**Data items**

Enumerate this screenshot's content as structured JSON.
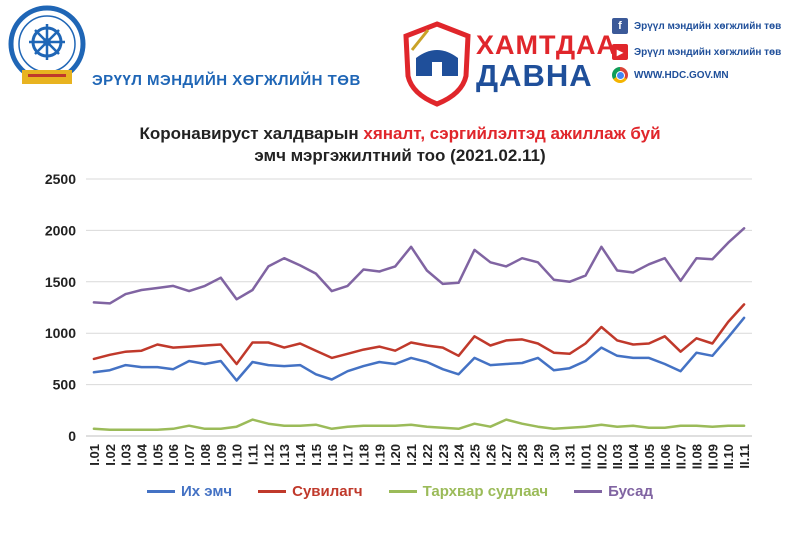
{
  "header": {
    "org_name": "ЭРҮҮЛ МЭНДИЙН ХӨГЖЛИЙН ТӨВ",
    "logo_text": "ЭРҮҮЛ МЭНДИЙН ХӨГЖЛИЙН ТӨВ",
    "campaign_line1": "ХАМТДАА",
    "campaign_line2": "ДАВНА",
    "social": [
      {
        "icon": "facebook-icon",
        "label": "Эрүүл мэндийн хөгжлийн төв",
        "color": "#3b5998"
      },
      {
        "icon": "youtube-icon",
        "label": "Эрүүл мэндийн хөгжлийн төв",
        "color": "#e0262b"
      },
      {
        "icon": "chrome-icon",
        "label": "WWW.HDC.GOV.MN",
        "color": "#4caf50"
      }
    ]
  },
  "chart_data": {
    "type": "line",
    "title_part1": "Коронавируст халдварын ",
    "title_highlight": "хяналт, сэргийлэлтэд ажиллаж буй",
    "title_line2": "эмч мэргэжилтний тоо (2021.02.11)",
    "xlabel": "",
    "ylabel": "",
    "ylim": [
      0,
      2500
    ],
    "yticks": [
      0,
      500,
      1000,
      1500,
      2000,
      2500
    ],
    "grid": true,
    "legend_position": "bottom",
    "categories": [
      "I.01",
      "I.02",
      "I.03",
      "I.04",
      "I.05",
      "I.06",
      "I.07",
      "I.08",
      "I.09",
      "I.10",
      "I.11",
      "I.12",
      "I.13",
      "I.14",
      "I.15",
      "I.16",
      "I.17",
      "I.18",
      "I.19",
      "I.20",
      "I.21",
      "I.22",
      "I.23",
      "I.24",
      "I.25",
      "I.26",
      "I.27",
      "I.28",
      "I.29",
      "I.30",
      "I.31",
      "II.01",
      "II.02",
      "II.03",
      "II.04",
      "II.05",
      "II.06",
      "II.07",
      "II.08",
      "II.09",
      "II.10",
      "II.11"
    ],
    "series": [
      {
        "name": "Их эмч",
        "color": "#4472c4",
        "values": [
          620,
          640,
          690,
          670,
          670,
          650,
          730,
          700,
          730,
          540,
          720,
          690,
          680,
          690,
          600,
          550,
          630,
          680,
          720,
          700,
          760,
          720,
          650,
          600,
          760,
          690,
          700,
          710,
          760,
          640,
          660,
          730,
          860,
          780,
          760,
          760,
          700,
          630,
          810,
          780,
          960,
          1150
        ]
      },
      {
        "name": "Сувилагч",
        "color": "#c0392b",
        "values": [
          750,
          790,
          820,
          830,
          890,
          860,
          870,
          880,
          890,
          700,
          910,
          910,
          860,
          900,
          830,
          760,
          800,
          840,
          870,
          830,
          910,
          880,
          860,
          780,
          970,
          880,
          930,
          940,
          900,
          810,
          800,
          900,
          1060,
          930,
          890,
          900,
          970,
          820,
          950,
          900,
          1110,
          1280
        ]
      },
      {
        "name": "Тархвар судлаач",
        "color": "#9bbb59",
        "values": [
          70,
          60,
          60,
          60,
          60,
          70,
          100,
          70,
          70,
          90,
          160,
          120,
          100,
          100,
          110,
          70,
          90,
          100,
          100,
          100,
          110,
          90,
          80,
          70,
          120,
          90,
          160,
          120,
          90,
          70,
          80,
          90,
          110,
          90,
          100,
          80,
          80,
          100,
          100,
          90,
          100,
          100
        ]
      },
      {
        "name": "Бусад",
        "color": "#8064a2",
        "values": [
          1300,
          1290,
          1380,
          1420,
          1440,
          1460,
          1410,
          1460,
          1540,
          1330,
          1420,
          1650,
          1730,
          1660,
          1580,
          1410,
          1460,
          1620,
          1600,
          1650,
          1840,
          1610,
          1480,
          1490,
          1810,
          1690,
          1650,
          1730,
          1690,
          1520,
          1500,
          1560,
          1840,
          1610,
          1590,
          1670,
          1730,
          1510,
          1730,
          1720,
          1880,
          2020
        ]
      }
    ]
  }
}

**SHORT TASK**
Reproduce the listing exactly. Leave its pictures out.

**COMPLETED TASK**
Enumerate this screenshot's content as structured JSON.
{
  "header": {
    "org_name": "ЭРҮҮЛ МЭНДИЙН ХӨГЖЛИЙН ТӨВ",
    "logo_text": "ЭРҮҮЛ МЭНДИЙН ХӨГЖЛИЙН ТӨВ",
    "campaign_line1": "ХАМТДАА",
    "campaign_line2": "ДАВНА",
    "social": [
      {
        "icon": "facebook-icon",
        "label": "Эрүүл мэндийн хөгжлийн төв",
        "color": "#3b5998"
      },
      {
        "icon": "youtube-icon",
        "label": "Эрүүл мэндийн хөгжлийн төв",
        "color": "#e0262b"
      },
      {
        "icon": "chrome-icon",
        "label": "WWW.HDC.GOV.MN",
        "color": "#4caf50"
      }
    ]
  },
  "chart_data": {
    "type": "line",
    "title_part1": "Коронавируст халдварын ",
    "title_highlight": "хяналт, сэргийлэлтэд ажиллаж буй",
    "title_line2": "эмч мэргэжилтний тоо (2021.02.11)",
    "xlabel": "",
    "ylabel": "",
    "ylim": [
      0,
      2500
    ],
    "yticks": [
      0,
      500,
      1000,
      1500,
      2000,
      2500
    ],
    "grid": true,
    "legend_position": "bottom",
    "categories": [
      "I.01",
      "I.02",
      "I.03",
      "I.04",
      "I.05",
      "I.06",
      "I.07",
      "I.08",
      "I.09",
      "I.10",
      "I.11",
      "I.12",
      "I.13",
      "I.14",
      "I.15",
      "I.16",
      "I.17",
      "I.18",
      "I.19",
      "I.20",
      "I.21",
      "I.22",
      "I.23",
      "I.24",
      "I.25",
      "I.26",
      "I.27",
      "I.28",
      "I.29",
      "I.30",
      "I.31",
      "II.01",
      "II.02",
      "II.03",
      "II.04",
      "II.05",
      "II.06",
      "II.07",
      "II.08",
      "II.09",
      "II.10",
      "II.11"
    ],
    "series": [
      {
        "name": "Их эмч",
        "color": "#4472c4",
        "values": [
          620,
          640,
          690,
          670,
          670,
          650,
          730,
          700,
          730,
          540,
          720,
          690,
          680,
          690,
          600,
          550,
          630,
          680,
          720,
          700,
          760,
          720,
          650,
          600,
          760,
          690,
          700,
          710,
          760,
          640,
          660,
          730,
          860,
          780,
          760,
          760,
          700,
          630,
          810,
          780,
          960,
          1150
        ]
      },
      {
        "name": "Сувилагч",
        "color": "#c0392b",
        "values": [
          750,
          790,
          820,
          830,
          890,
          860,
          870,
          880,
          890,
          700,
          910,
          910,
          860,
          900,
          830,
          760,
          800,
          840,
          870,
          830,
          910,
          880,
          860,
          780,
          970,
          880,
          930,
          940,
          900,
          810,
          800,
          900,
          1060,
          930,
          890,
          900,
          970,
          820,
          950,
          900,
          1110,
          1280
        ]
      },
      {
        "name": "Тархвар судлаач",
        "color": "#9bbb59",
        "values": [
          70,
          60,
          60,
          60,
          60,
          70,
          100,
          70,
          70,
          90,
          160,
          120,
          100,
          100,
          110,
          70,
          90,
          100,
          100,
          100,
          110,
          90,
          80,
          70,
          120,
          90,
          160,
          120,
          90,
          70,
          80,
          90,
          110,
          90,
          100,
          80,
          80,
          100,
          100,
          90,
          100,
          100
        ]
      },
      {
        "name": "Бусад",
        "color": "#8064a2",
        "values": [
          1300,
          1290,
          1380,
          1420,
          1440,
          1460,
          1410,
          1460,
          1540,
          1330,
          1420,
          1650,
          1730,
          1660,
          1580,
          1410,
          1460,
          1620,
          1600,
          1650,
          1840,
          1610,
          1480,
          1490,
          1810,
          1690,
          1650,
          1730,
          1690,
          1520,
          1500,
          1560,
          1840,
          1610,
          1590,
          1670,
          1730,
          1510,
          1730,
          1720,
          1880,
          2020
        ]
      }
    ]
  }
}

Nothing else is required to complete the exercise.